[Data items]

┄┄┄┄┄┄┄┄┄┄┄┄┄┄┄┄┄┄┄┄

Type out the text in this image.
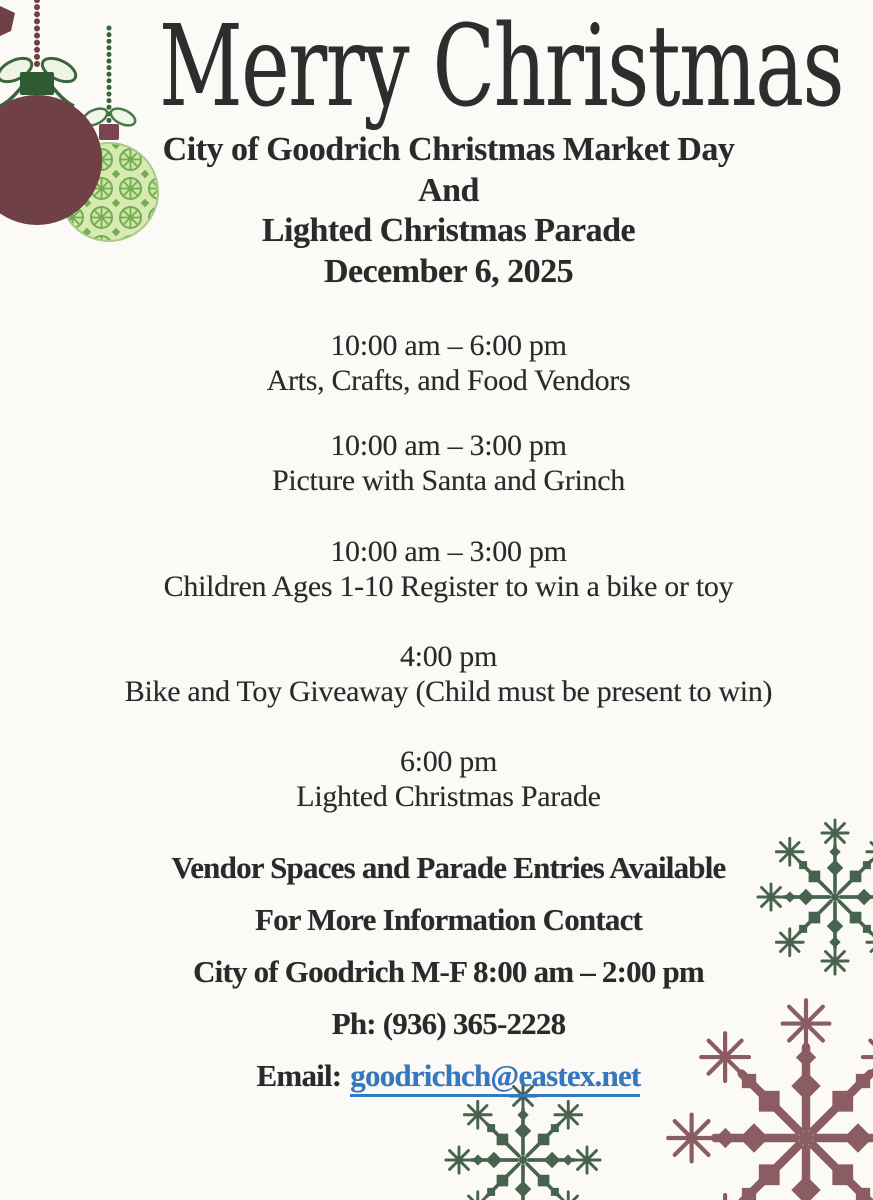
Merry Christmas
City of Goodrich Christmas Market Day
And
Lighted Christmas Parade
December 6, 2025
10:00 am – 6:00 pm
Arts, Crafts, and Food Vendors
10:00 am – 3:00 pm
Picture with Santa and Grinch
10:00 am – 3:00 pm
Children Ages 1-10 Register to win a bike or toy
4:00 pm
Bike and Toy Giveaway (Child must be present to win)
6:00 pm
Lighted Christmas Parade
Vendor Spaces and Parade Entries Available
For More Information Contact
City of Goodrich M-F 8:00 am – 2:00 pm
Ph: (936) 365-2228
Email: goodrichch@eastex.net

┄┄┄┄┄┄┄┄┄┄┄┄┄┄┄┄┄┄┄┄

What you are asked to do:
Which lines contain "City"? Show each of them.

Solution:
City of Goodrich Christmas Market Day
City of Goodrich M-F 8:00 am – 2:00 pm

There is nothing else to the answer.